(Dataset records on visual material)
###

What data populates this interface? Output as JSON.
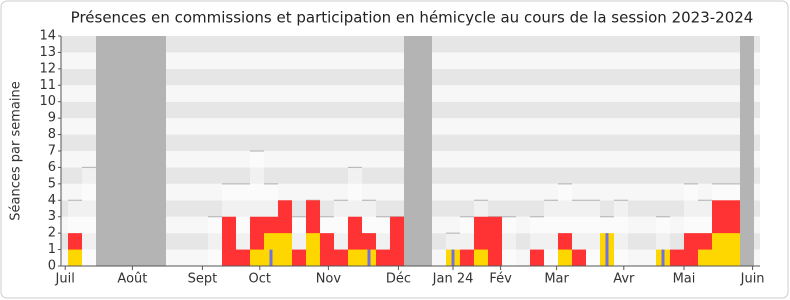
{
  "chart_data": {
    "type": "bar",
    "title": "Présences en commissions et participation en hémicycle au cours de la session 2023-2024",
    "y_label": "Séances par semaine",
    "categories": [
      null,
      null,
      null,
      null,
      null,
      null,
      null,
      null,
      null,
      null,
      null,
      null,
      null,
      null,
      null,
      null,
      null,
      null,
      null,
      null,
      null,
      null,
      null,
      null,
      null,
      null,
      null,
      null,
      null,
      null,
      null,
      null,
      null,
      null,
      null,
      null,
      null,
      null,
      null,
      null,
      null,
      null,
      null,
      null,
      null,
      null,
      null,
      null,
      null
    ],
    "shaded_categories": [
      2,
      3,
      4,
      5,
      6,
      24,
      25,
      48
    ],
    "shade_color": "#b4b4b4",
    "xticks": [
      {
        "value": -0.2,
        "label": "Juil"
      },
      {
        "value": 4.6,
        "label": "Août"
      },
      {
        "value": 9.6,
        "label": "Sept"
      },
      {
        "value": 13.7,
        "label": "Oct"
      },
      {
        "value": 18.6,
        "label": "Nov"
      },
      {
        "value": 23.6,
        "label": "Déc"
      },
      {
        "value": 27.5,
        "label": "Jan 24"
      },
      {
        "value": 30.9,
        "label": "Fév"
      },
      {
        "value": 34.9,
        "label": "Mar"
      },
      {
        "value": 39.7,
        "label": "Avr"
      },
      {
        "value": 44,
        "label": "Mai"
      },
      {
        "value": 48.9,
        "label": "Juin"
      }
    ],
    "ylim": [
      0,
      14
    ],
    "yticks": [
      0,
      1,
      2,
      3,
      4,
      5,
      6,
      7,
      8,
      9,
      10,
      11,
      12,
      13,
      14
    ],
    "series": [
      {
        "color": "#bbbbbb",
        "style": "level",
        "values": [
          4,
          6,
          null,
          null,
          null,
          null,
          null,
          null,
          null,
          null,
          3,
          5,
          5,
          7,
          5,
          3,
          3,
          4,
          3,
          4,
          6,
          4,
          3,
          3,
          null,
          null,
          null,
          2,
          3,
          4,
          3,
          3,
          null,
          3,
          4,
          5,
          4,
          4,
          3,
          4,
          null,
          null,
          3,
          null,
          5,
          4,
          5,
          5,
          null
        ]
      },
      {
        "color": "#ff3333",
        "style": "bar",
        "values": [
          2,
          null,
          null,
          null,
          null,
          null,
          null,
          null,
          null,
          null,
          null,
          3,
          1,
          3,
          3,
          4,
          1,
          4,
          2,
          1,
          3,
          2,
          1,
          3,
          null,
          null,
          null,
          null,
          1,
          3,
          3,
          null,
          null,
          1,
          null,
          2,
          1,
          null,
          null,
          null,
          null,
          null,
          null,
          1,
          2,
          2,
          4,
          4,
          null
        ]
      },
      {
        "color": "#ffd700",
        "style": "bar",
        "values": [
          1,
          null,
          null,
          null,
          null,
          null,
          null,
          null,
          null,
          null,
          null,
          null,
          null,
          1,
          2,
          2,
          null,
          2,
          null,
          null,
          1,
          1,
          null,
          null,
          null,
          null,
          null,
          1,
          null,
          1,
          null,
          null,
          null,
          null,
          null,
          1,
          null,
          null,
          2,
          null,
          null,
          null,
          1,
          null,
          null,
          1,
          2,
          2,
          null
        ]
      },
      {
        "color": "#7070e0",
        "style": "thin",
        "values": [
          null,
          null,
          null,
          null,
          null,
          null,
          null,
          null,
          null,
          null,
          null,
          null,
          null,
          null,
          1,
          null,
          null,
          null,
          null,
          null,
          null,
          1,
          null,
          null,
          null,
          null,
          null,
          1,
          null,
          null,
          null,
          null,
          null,
          null,
          null,
          null,
          null,
          null,
          2,
          null,
          null,
          null,
          1,
          null,
          null,
          null,
          null,
          null,
          null
        ]
      }
    ]
  }
}
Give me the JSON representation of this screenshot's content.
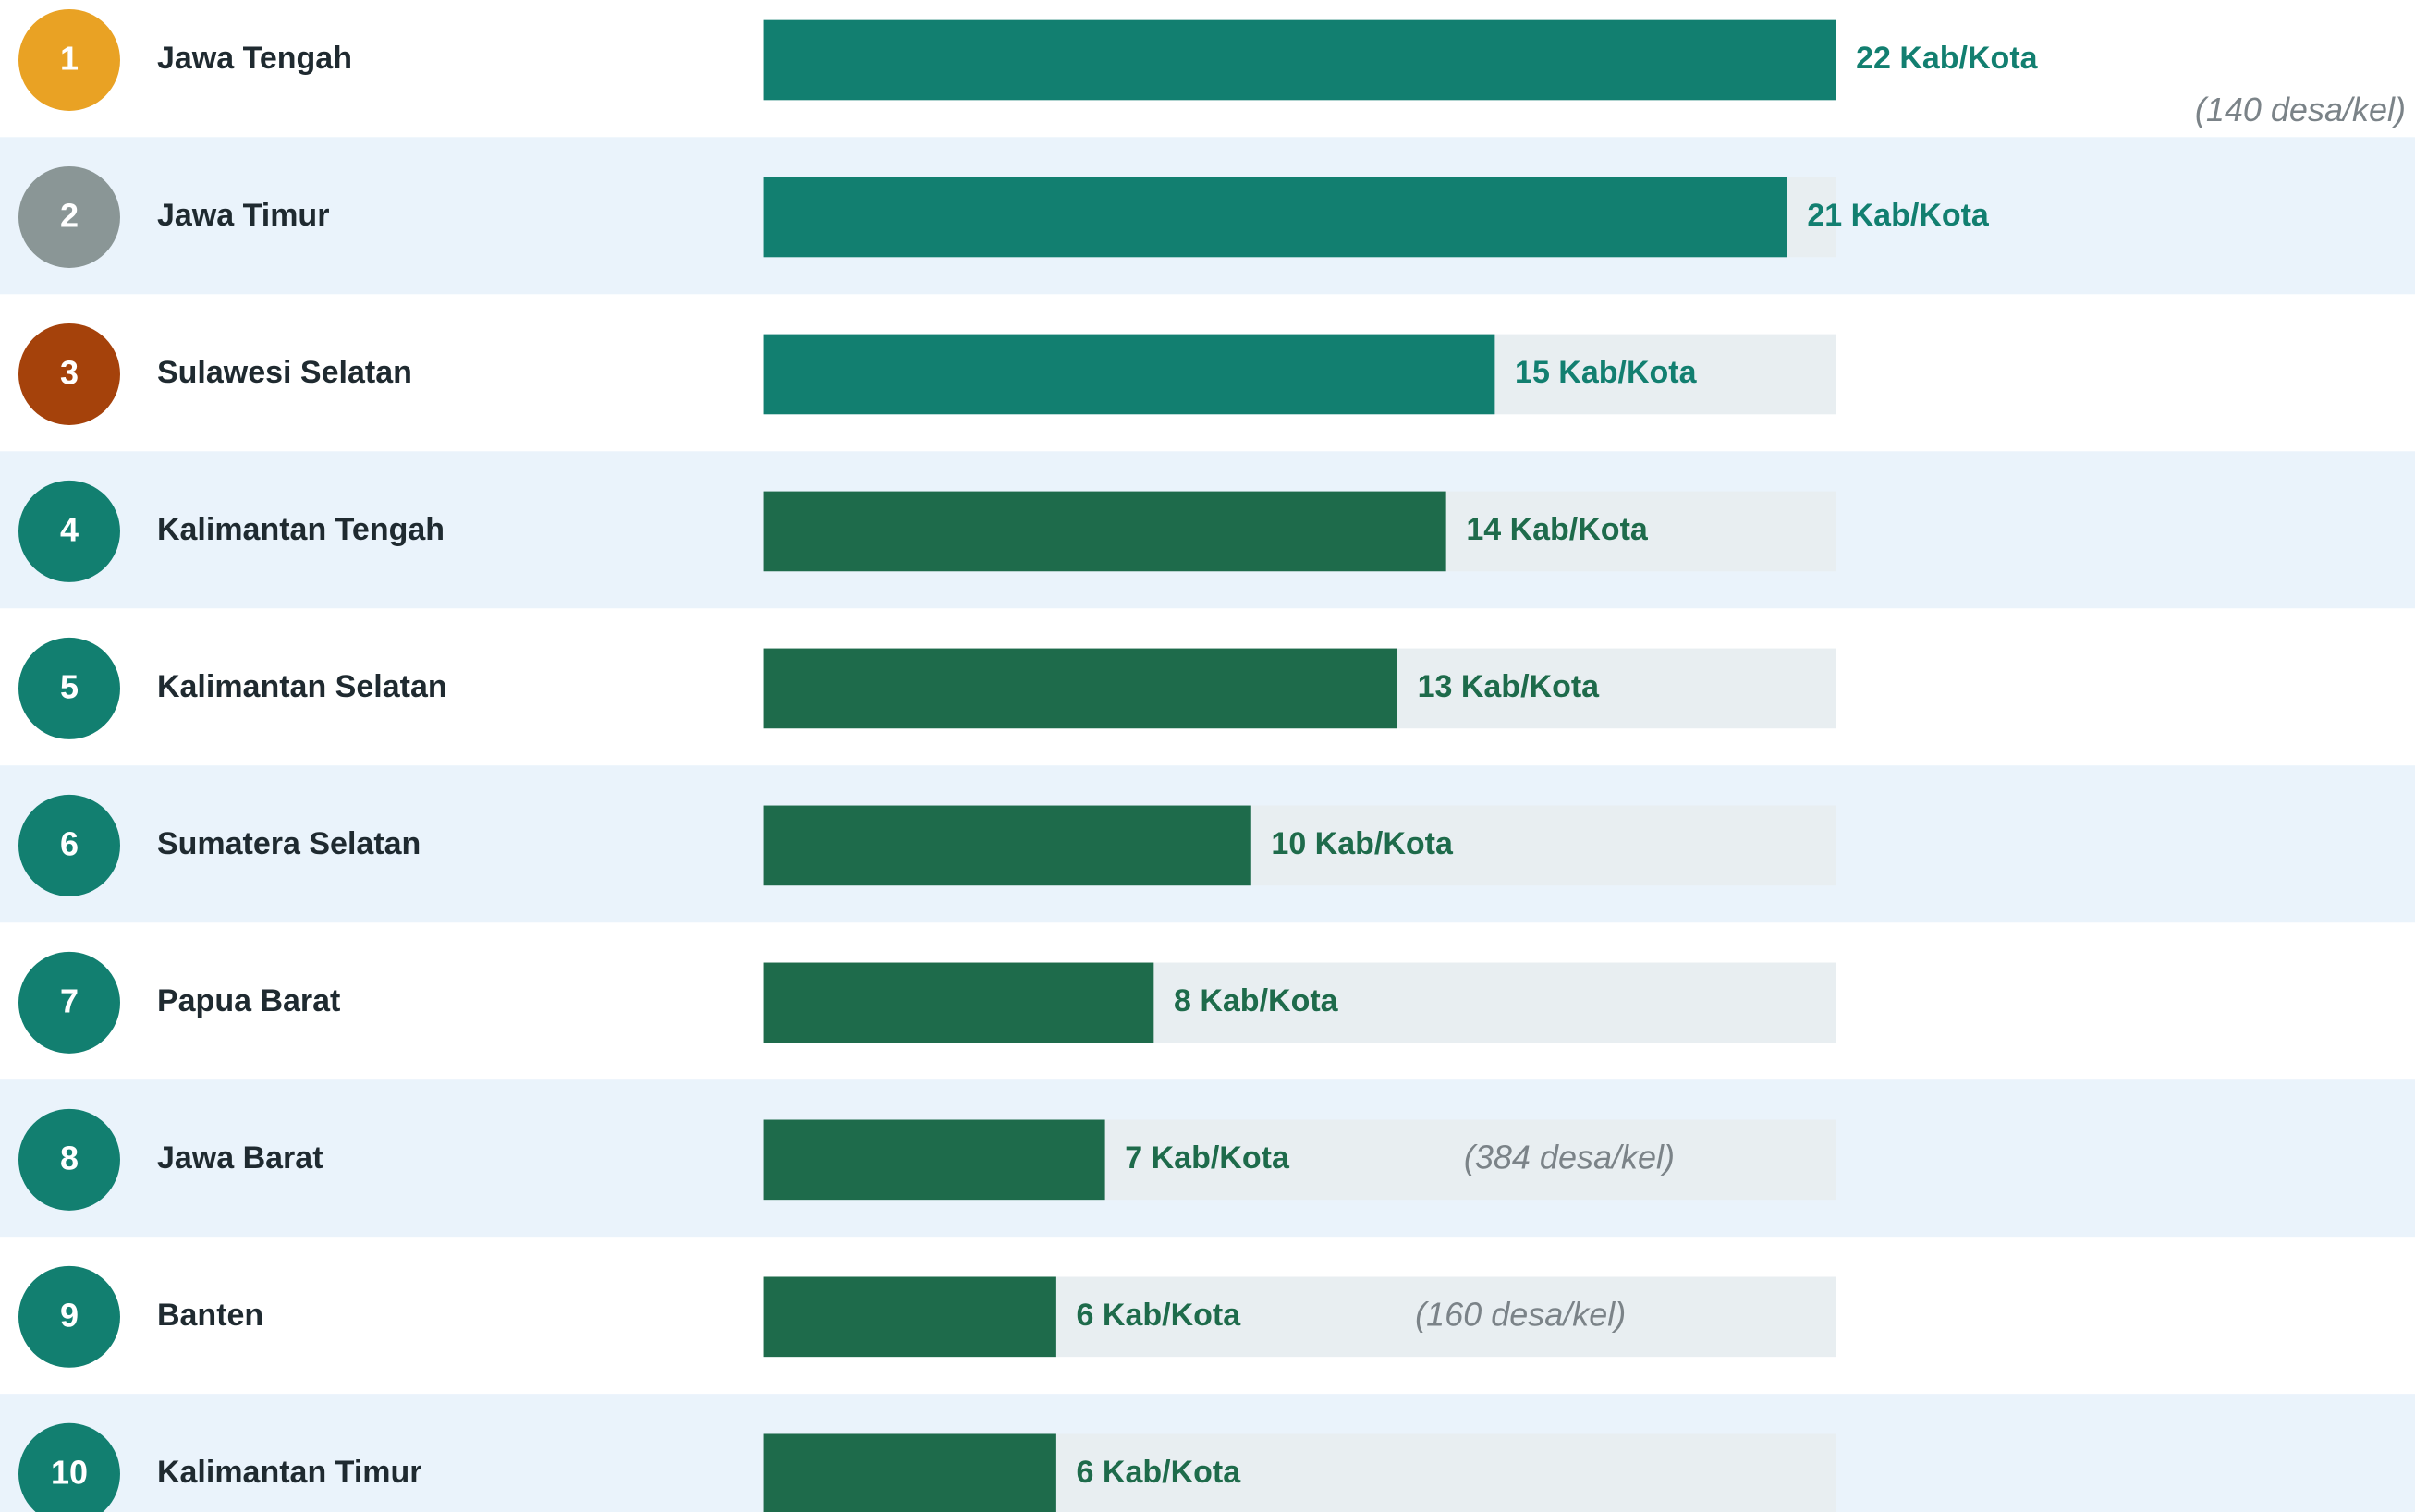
{
  "chart_data": {
    "type": "bar",
    "orientation": "horizontal",
    "ranks": [
      "1",
      "2",
      "3",
      "4",
      "5",
      "6",
      "7",
      "8",
      "9",
      "10"
    ],
    "rank_colors": [
      "#e9a224",
      "#8a9696",
      "#a5420b",
      "#127f70",
      "#127f70",
      "#127f70",
      "#127f70",
      "#127f70",
      "#127f70",
      "#127f70"
    ],
    "categories": [
      "Jawa Tengah",
      "Jawa Timur",
      "Sulawesi Selatan",
      "Kalimantan Tengah",
      "Kalimantan Selatan",
      "Sumatera Selatan",
      "Papua Barat",
      "Jawa Barat",
      "Banten",
      "Kalimantan Timur"
    ],
    "values": [
      22,
      21,
      15,
      14,
      13,
      10,
      8,
      7,
      6,
      6
    ],
    "value_labels": [
      "22 Kab/Kota",
      "21 Kab/Kota",
      "15 Kab/Kota",
      "14 Kab/Kota",
      "13 Kab/Kota",
      "10 Kab/Kota",
      "8 Kab/Kota",
      "7 Kab/Kota",
      "6 Kab/Kota",
      "6 Kab/Kota"
    ],
    "colors": [
      "#127f70",
      "#127f70",
      "#127f70",
      "#1e6b4b",
      "#1e6b4b",
      "#1e6b4b",
      "#1e6b4b",
      "#1e6b4b",
      "#1e6b4b",
      "#1e6b4b"
    ],
    "notes": [
      "(140 desa/kel)",
      null,
      null,
      null,
      null,
      null,
      null,
      "(384 desa/kel)",
      "(160 desa/kel)",
      null
    ],
    "xlim": [
      0,
      22
    ]
  }
}
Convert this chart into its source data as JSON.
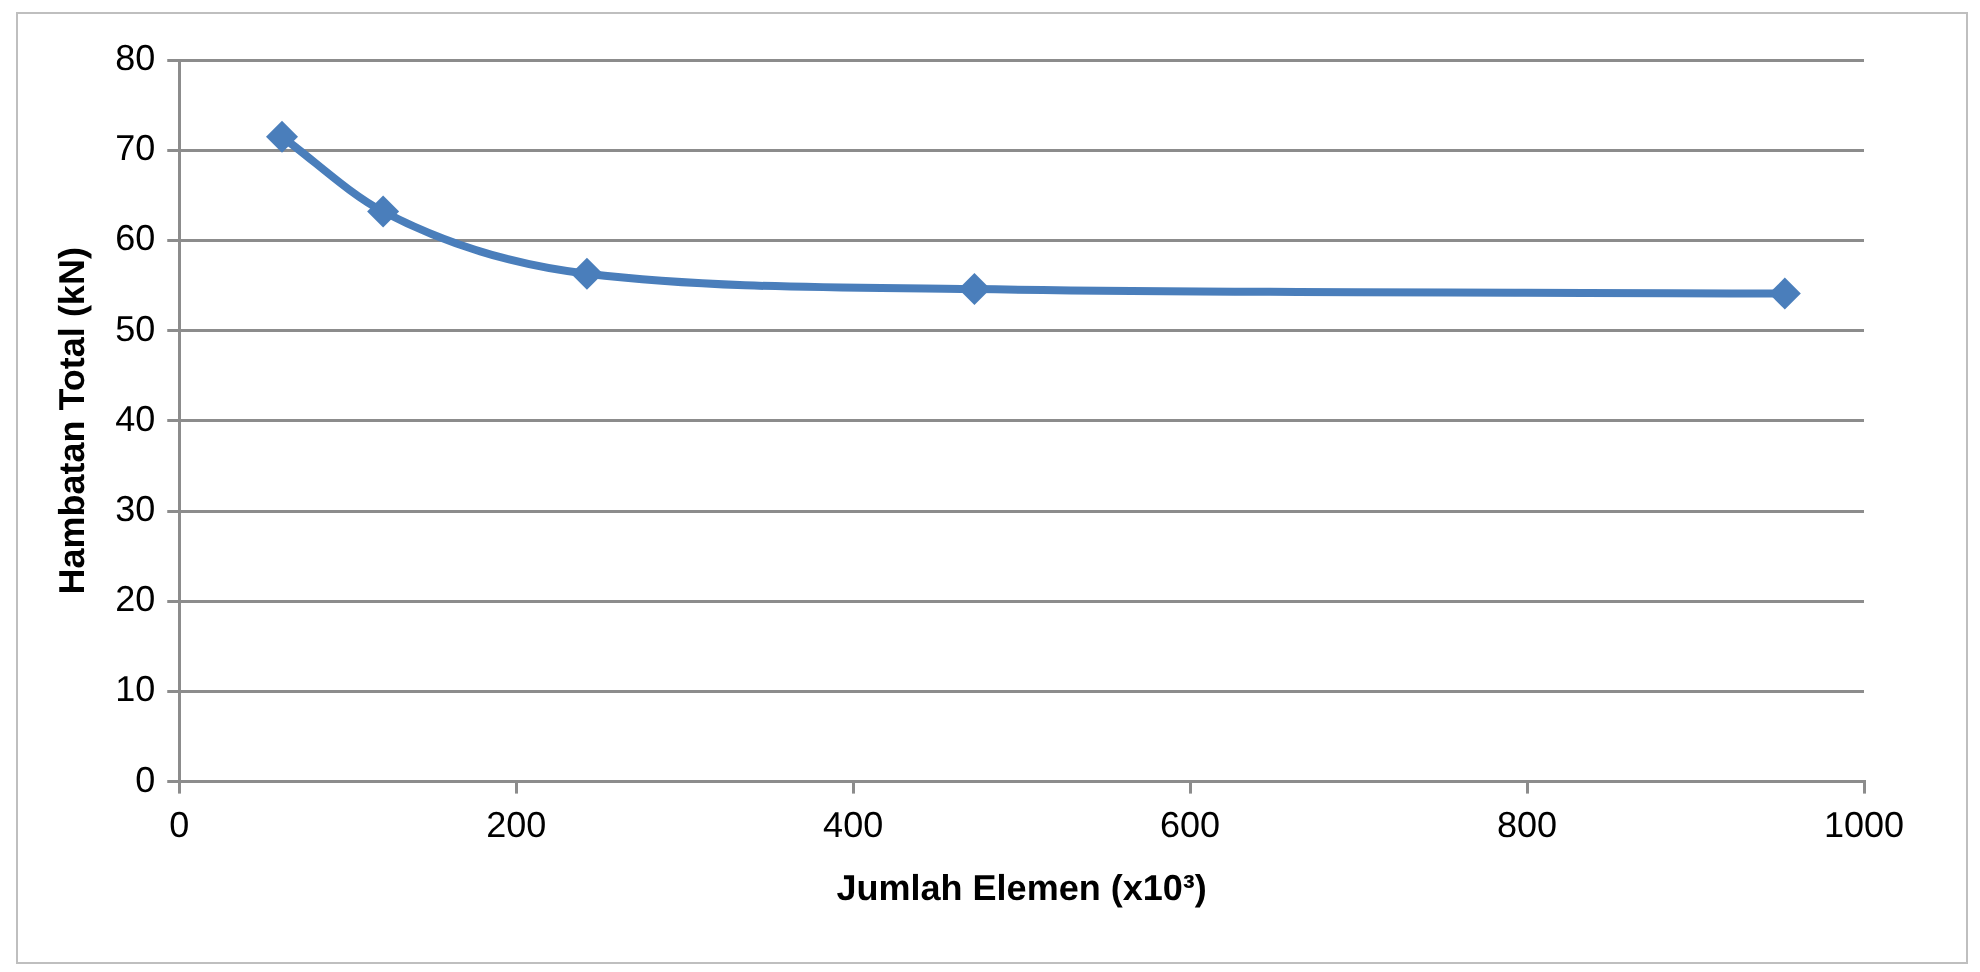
{
  "chart_data": {
    "type": "line",
    "xlabel": "Jumlah Elemen (x10³)",
    "ylabel": "Hambatan Total (kN)",
    "x": [
      61,
      121,
      242,
      472,
      953
    ],
    "series": [
      {
        "color": "#4a7ebb",
        "values": [
          71.5,
          63.2,
          56.3,
          54.6,
          54.1
        ]
      }
    ],
    "xlim": [
      0,
      1000
    ],
    "xticks": [
      0,
      200,
      400,
      600,
      800,
      1000
    ],
    "ylim": [
      0,
      80
    ],
    "yticks": [
      0,
      10,
      20,
      30,
      40,
      50,
      60,
      70,
      80
    ],
    "grid": "y",
    "legend": false,
    "marker": "diamond",
    "line_style": "solid"
  }
}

###

_Required work:_ Return the material exactly as given, apart from the pictures.

_Full response:_
What data populates this interface? Output as JSON.
{
  "chart_data": {
    "type": "bar",
    "title": "Présences en commissions et participation en hémicycle au cours de la session 2023-2024",
    "y_label": "Séances par semaine",
    "categories": [
      null,
      null,
      null,
      null,
      null,
      null,
      null,
      null,
      null,
      null,
      null,
      null,
      null,
      null,
      null,
      null,
      null,
      null,
      null,
      null,
      null,
      null,
      null,
      null,
      null,
      null,
      null,
      null,
      null,
      null,
      null,
      null,
      null,
      null,
      null,
      null,
      null,
      null,
      null,
      null,
      null,
      null,
      null,
      null,
      null,
      null,
      null,
      null,
      null
    ],
    "shaded_categories": [
      2,
      3,
      4,
      5,
      6,
      24,
      25,
      48
    ],
    "shade_color": "#b4b4b4",
    "xticks": [
      {
        "value": -0.2,
        "label": "Juil"
      },
      {
        "value": 4.6,
        "label": "Août"
      },
      {
        "value": 9.6,
        "label": "Sept"
      },
      {
        "value": 13.7,
        "label": "Oct"
      },
      {
        "value": 18.6,
        "label": "Nov"
      },
      {
        "value": 23.6,
        "label": "Déc"
      },
      {
        "value": 27.5,
        "label": "Jan 24"
      },
      {
        "value": 30.9,
        "label": "Fév"
      },
      {
        "value": 34.9,
        "label": "Mar"
      },
      {
        "value": 39.7,
        "label": "Avr"
      },
      {
        "value": 44,
        "label": "Mai"
      },
      {
        "value": 48.9,
        "label": "Juin"
      }
    ],
    "ylim": [
      0,
      14
    ],
    "yticks": [
      0,
      1,
      2,
      3,
      4,
      5,
      6,
      7,
      8,
      9,
      10,
      11,
      12,
      13,
      14
    ],
    "series": [
      {
        "color": "#bbbbbb",
        "style": "level",
        "values": [
          4,
          6,
          null,
          null,
          null,
          null,
          null,
          null,
          null,
          null,
          3,
          5,
          5,
          7,
          5,
          3,
          3,
          4,
          3,
          4,
          6,
          4,
          3,
          3,
          null,
          null,
          null,
          2,
          3,
          4,
          3,
          3,
          null,
          3,
          4,
          5,
          4,
          4,
          3,
          4,
          null,
          null,
          3,
          null,
          5,
          4,
          5,
          5,
          null
        ]
      },
      {
        "color": "#ff3333",
        "style": "bar",
        "values": [
          2,
          null,
          null,
          null,
          null,
          null,
          null,
          null,
          null,
          null,
          null,
          3,
          1,
          3,
          3,
          4,
          1,
          4,
          2,
          1,
          3,
          2,
          1,
          3,
          null,
          null,
          null,
          null,
          1,
          3,
          3,
          null,
          null,
          1,
          null,
          2,
          1,
          null,
          null,
          null,
          null,
          null,
          null,
          1,
          2,
          2,
          4,
          4,
          null
        ]
      },
      {
        "color": "#ffd700",
        "style": "bar",
        "values": [
          1,
          null,
          null,
          null,
          null,
          null,
          null,
          null,
          null,
          null,
          null,
          null,
          null,
          1,
          2,
          2,
          null,
          2,
          null,
          null,
          1,
          1,
          null,
          null,
          null,
          null,
          null,
          1,
          null,
          1,
          null,
          null,
          null,
          null,
          null,
          1,
          null,
          null,
          2,
          null,
          null,
          null,
          1,
          null,
          null,
          1,
          2,
          2,
          null
        ]
      },
      {
        "color": "#7070e0",
        "style": "thin",
        "values": [
          null,
          null,
          null,
          null,
          null,
          null,
          null,
          null,
          null,
          null,
          null,
          null,
          null,
          null,
          1,
          null,
          null,
          null,
          null,
          null,
          null,
          1,
          null,
          null,
          null,
          null,
          null,
          1,
          null,
          null,
          null,
          null,
          null,
          null,
          null,
          null,
          null,
          null,
          2,
          null,
          null,
          null,
          1,
          null,
          null,
          null,
          null,
          null,
          null
        ]
      }
    ]
  }
}
Give me the JSON representation of this screenshot's content.
{
  "chart_data": {
    "type": "bar",
    "orientation": "horizontal",
    "ranks": [
      "1",
      "2",
      "3",
      "4",
      "5",
      "6",
      "7",
      "8",
      "9",
      "10"
    ],
    "rank_colors": [
      "#e9a224",
      "#8a9696",
      "#a5420b",
      "#127f70",
      "#127f70",
      "#127f70",
      "#127f70",
      "#127f70",
      "#127f70",
      "#127f70"
    ],
    "categories": [
      "Jawa Tengah",
      "Jawa Timur",
      "Sulawesi Selatan",
      "Kalimantan Tengah",
      "Kalimantan Selatan",
      "Sumatera Selatan",
      "Papua Barat",
      "Jawa Barat",
      "Banten",
      "Kalimantan Timur"
    ],
    "values": [
      22,
      21,
      15,
      14,
      13,
      10,
      8,
      7,
      6,
      6
    ],
    "value_labels": [
      "22 Kab/Kota",
      "21 Kab/Kota",
      "15 Kab/Kota",
      "14 Kab/Kota",
      "13 Kab/Kota",
      "10 Kab/Kota",
      "8 Kab/Kota",
      "7 Kab/Kota",
      "6 Kab/Kota",
      "6 Kab/Kota"
    ],
    "colors": [
      "#127f70",
      "#127f70",
      "#127f70",
      "#1e6b4b",
      "#1e6b4b",
      "#1e6b4b",
      "#1e6b4b",
      "#1e6b4b",
      "#1e6b4b",
      "#1e6b4b"
    ],
    "notes": [
      "(140 desa/kel)",
      null,
      null,
      null,
      null,
      null,
      null,
      "(384 desa/kel)",
      "(160 desa/kel)",
      null
    ],
    "xlim": [
      0,
      22
    ]
  }
}
Convert this chart into its source data as JSON.
{
  "chart_data": {
    "type": "line",
    "xlabel": "Jumlah Elemen (x10³)",
    "ylabel": "Hambatan Total (kN)",
    "x": [
      61,
      121,
      242,
      472,
      953
    ],
    "series": [
      {
        "color": "#4a7ebb",
        "values": [
          71.5,
          63.2,
          56.3,
          54.6,
          54.1
        ]
      }
    ],
    "xlim": [
      0,
      1000
    ],
    "xticks": [
      0,
      200,
      400,
      600,
      800,
      1000
    ],
    "ylim": [
      0,
      80
    ],
    "yticks": [
      0,
      10,
      20,
      30,
      40,
      50,
      60,
      70,
      80
    ],
    "grid": "y",
    "legend": false,
    "marker": "diamond",
    "line_style": "solid"
  }
}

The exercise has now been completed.